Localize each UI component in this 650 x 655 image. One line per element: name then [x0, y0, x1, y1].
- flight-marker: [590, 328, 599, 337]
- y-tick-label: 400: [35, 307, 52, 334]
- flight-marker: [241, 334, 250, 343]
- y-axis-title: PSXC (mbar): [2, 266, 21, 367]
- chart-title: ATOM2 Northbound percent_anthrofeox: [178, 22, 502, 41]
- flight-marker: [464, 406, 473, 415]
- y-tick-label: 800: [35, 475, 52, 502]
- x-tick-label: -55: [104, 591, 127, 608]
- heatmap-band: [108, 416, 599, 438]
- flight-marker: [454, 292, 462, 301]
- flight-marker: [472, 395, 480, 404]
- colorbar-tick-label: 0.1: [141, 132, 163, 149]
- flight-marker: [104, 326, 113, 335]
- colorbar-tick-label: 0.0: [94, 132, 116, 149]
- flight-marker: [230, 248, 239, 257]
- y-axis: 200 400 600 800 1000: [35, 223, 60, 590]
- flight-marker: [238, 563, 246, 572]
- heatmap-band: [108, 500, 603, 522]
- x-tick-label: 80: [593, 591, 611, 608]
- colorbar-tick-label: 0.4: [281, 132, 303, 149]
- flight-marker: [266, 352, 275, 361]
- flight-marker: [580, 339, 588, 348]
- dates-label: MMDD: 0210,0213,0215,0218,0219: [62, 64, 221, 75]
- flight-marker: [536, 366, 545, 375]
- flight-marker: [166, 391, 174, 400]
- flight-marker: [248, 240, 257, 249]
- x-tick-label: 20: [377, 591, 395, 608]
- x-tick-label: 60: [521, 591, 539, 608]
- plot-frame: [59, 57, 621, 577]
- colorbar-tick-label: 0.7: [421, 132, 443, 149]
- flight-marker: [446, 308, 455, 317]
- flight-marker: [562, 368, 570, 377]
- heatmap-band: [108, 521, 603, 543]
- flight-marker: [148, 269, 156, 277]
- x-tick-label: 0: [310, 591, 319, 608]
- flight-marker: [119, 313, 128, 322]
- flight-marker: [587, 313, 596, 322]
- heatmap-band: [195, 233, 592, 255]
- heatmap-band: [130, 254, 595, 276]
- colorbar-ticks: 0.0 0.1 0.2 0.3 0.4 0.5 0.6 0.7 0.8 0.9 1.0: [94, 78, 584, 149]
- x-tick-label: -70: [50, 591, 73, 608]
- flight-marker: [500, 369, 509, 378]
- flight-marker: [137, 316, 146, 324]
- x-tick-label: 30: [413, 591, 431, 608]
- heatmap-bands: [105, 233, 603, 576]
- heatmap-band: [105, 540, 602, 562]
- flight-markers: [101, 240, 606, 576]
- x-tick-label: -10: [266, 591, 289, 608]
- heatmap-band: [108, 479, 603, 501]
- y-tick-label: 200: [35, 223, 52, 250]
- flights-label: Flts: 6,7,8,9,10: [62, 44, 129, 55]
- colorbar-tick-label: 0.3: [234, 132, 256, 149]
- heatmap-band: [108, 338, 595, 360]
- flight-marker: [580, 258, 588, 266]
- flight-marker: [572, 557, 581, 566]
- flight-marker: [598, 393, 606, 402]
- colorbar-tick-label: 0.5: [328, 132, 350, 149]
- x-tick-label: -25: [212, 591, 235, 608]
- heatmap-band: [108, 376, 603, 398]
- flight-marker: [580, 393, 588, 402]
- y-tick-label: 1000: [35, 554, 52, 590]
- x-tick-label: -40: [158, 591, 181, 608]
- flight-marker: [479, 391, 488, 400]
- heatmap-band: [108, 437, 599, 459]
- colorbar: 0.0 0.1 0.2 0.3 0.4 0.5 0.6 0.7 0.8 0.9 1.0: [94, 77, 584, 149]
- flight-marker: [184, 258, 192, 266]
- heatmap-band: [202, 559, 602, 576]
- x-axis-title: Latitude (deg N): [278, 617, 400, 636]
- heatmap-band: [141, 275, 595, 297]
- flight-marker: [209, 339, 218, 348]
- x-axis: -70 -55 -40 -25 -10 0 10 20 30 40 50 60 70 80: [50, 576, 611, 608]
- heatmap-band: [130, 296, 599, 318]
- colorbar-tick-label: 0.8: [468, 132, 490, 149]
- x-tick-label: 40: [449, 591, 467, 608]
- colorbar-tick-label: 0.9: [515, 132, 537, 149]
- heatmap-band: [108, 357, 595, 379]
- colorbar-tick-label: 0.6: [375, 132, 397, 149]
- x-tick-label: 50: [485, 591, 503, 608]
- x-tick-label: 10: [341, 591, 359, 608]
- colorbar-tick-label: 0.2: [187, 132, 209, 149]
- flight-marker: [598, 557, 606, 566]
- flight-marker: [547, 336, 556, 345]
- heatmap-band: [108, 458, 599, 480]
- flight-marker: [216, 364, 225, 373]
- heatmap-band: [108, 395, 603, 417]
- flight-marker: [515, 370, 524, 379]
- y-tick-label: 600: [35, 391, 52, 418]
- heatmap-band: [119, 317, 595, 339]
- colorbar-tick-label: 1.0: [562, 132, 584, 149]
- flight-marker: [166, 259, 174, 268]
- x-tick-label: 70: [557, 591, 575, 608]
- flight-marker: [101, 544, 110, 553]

^^^^^^^^^^^^^^^^

** What this task involves **
Copy every line of the data above word for word, with no changes.

** Response to the exercise **
Localize each UI component in this 650 x 655 image. One line per element: name then [x0, y0, x1, y1].
- flight-marker: [590, 328, 599, 337]
- y-tick-label: 400: [35, 307, 52, 334]
- flight-marker: [241, 334, 250, 343]
- y-axis-title: PSXC (mbar): [2, 266, 21, 367]
- chart-title: ATOM2 Northbound percent_anthrofeox: [178, 22, 502, 41]
- flight-marker: [464, 406, 473, 415]
- y-tick-label: 800: [35, 475, 52, 502]
- x-tick-label: -55: [104, 591, 127, 608]
- heatmap-band: [108, 416, 599, 438]
- flight-marker: [454, 292, 462, 301]
- flight-marker: [472, 395, 480, 404]
- colorbar-tick-label: 0.1: [141, 132, 163, 149]
- flight-marker: [104, 326, 113, 335]
- colorbar-tick-label: 0.0: [94, 132, 116, 149]
- flight-marker: [230, 248, 239, 257]
- y-axis: 200 400 600 800 1000: [35, 223, 60, 590]
- flight-marker: [238, 563, 246, 572]
- heatmap-band: [108, 500, 603, 522]
- x-tick-label: 80: [593, 591, 611, 608]
- colorbar-tick-label: 0.4: [281, 132, 303, 149]
- flight-marker: [266, 352, 275, 361]
- flight-marker: [580, 339, 588, 348]
- dates-label: MMDD: 0210,0213,0215,0218,0219: [62, 64, 221, 75]
- flight-marker: [536, 366, 545, 375]
- flight-marker: [166, 391, 174, 400]
- flight-marker: [248, 240, 257, 249]
- x-tick-label: 20: [377, 591, 395, 608]
- x-tick-label: 60: [521, 591, 539, 608]
- plot-frame: [59, 57, 621, 577]
- colorbar-tick-label: 0.7: [421, 132, 443, 149]
- flight-marker: [446, 308, 455, 317]
- flight-marker: [562, 368, 570, 377]
- heatmap-band: [108, 521, 603, 543]
- flight-marker: [148, 269, 156, 277]
- x-tick-label: 0: [310, 591, 319, 608]
- flight-marker: [119, 313, 128, 322]
- flight-marker: [587, 313, 596, 322]
- heatmap-band: [195, 233, 592, 255]
- heatmap-band: [130, 254, 595, 276]
- colorbar-ticks: 0.0 0.1 0.2 0.3 0.4 0.5 0.6 0.7 0.8 0.9 1.0: [94, 78, 584, 149]
- x-tick-label: -70: [50, 591, 73, 608]
- flight-marker: [500, 369, 509, 378]
- flight-marker: [137, 316, 146, 324]
- x-tick-label: 30: [413, 591, 431, 608]
- heatmap-bands: [105, 233, 603, 576]
- heatmap-band: [105, 540, 602, 562]
- flight-markers: [101, 240, 606, 576]
- x-tick-label: -10: [266, 591, 289, 608]
- heatmap-band: [108, 479, 603, 501]
- y-tick-label: 200: [35, 223, 52, 250]
- flights-label: Flts: 6,7,8,9,10: [62, 44, 129, 55]
- colorbar-tick-label: 0.3: [234, 132, 256, 149]
- heatmap-band: [108, 338, 595, 360]
- flight-marker: [580, 258, 588, 266]
- flight-marker: [572, 557, 581, 566]
- flight-marker: [598, 393, 606, 402]
- colorbar-tick-label: 0.5: [328, 132, 350, 149]
- x-tick-label: -25: [212, 591, 235, 608]
- heatmap-band: [108, 376, 603, 398]
- flight-marker: [580, 393, 588, 402]
- y-tick-label: 1000: [35, 554, 52, 590]
- x-tick-label: -40: [158, 591, 181, 608]
- flight-marker: [479, 391, 488, 400]
- heatmap-band: [108, 437, 599, 459]
- colorbar: 0.0 0.1 0.2 0.3 0.4 0.5 0.6 0.7 0.8 0.9 1.0: [94, 77, 584, 149]
- flight-marker: [184, 258, 192, 266]
- heatmap-band: [202, 559, 602, 576]
- x-axis-title: Latitude (deg N): [278, 617, 400, 636]
- heatmap-band: [141, 275, 595, 297]
- flight-marker: [209, 339, 218, 348]
- x-axis: -70 -55 -40 -25 -10 0 10 20 30 40 50 60 70 80: [50, 576, 611, 608]
- heatmap-band: [130, 296, 599, 318]
- colorbar-tick-label: 0.8: [468, 132, 490, 149]
- x-tick-label: 40: [449, 591, 467, 608]
- colorbar-tick-label: 0.9: [515, 132, 537, 149]
- heatmap-band: [108, 357, 595, 379]
- colorbar-tick-label: 0.6: [375, 132, 397, 149]
- x-tick-label: 50: [485, 591, 503, 608]
- x-tick-label: 10: [341, 591, 359, 608]
- colorbar-tick-label: 0.2: [187, 132, 209, 149]
- flight-marker: [598, 557, 606, 566]
- flight-marker: [547, 336, 556, 345]
- heatmap-band: [108, 458, 599, 480]
- flight-marker: [216, 364, 225, 373]
- heatmap-band: [108, 395, 603, 417]
- flight-marker: [515, 370, 524, 379]
- y-tick-label: 600: [35, 391, 52, 418]
- heatmap-band: [119, 317, 595, 339]
- colorbar-tick-label: 1.0: [562, 132, 584, 149]
- flight-marker: [166, 259, 174, 268]
- x-tick-label: 70: [557, 591, 575, 608]
- flight-marker: [101, 544, 110, 553]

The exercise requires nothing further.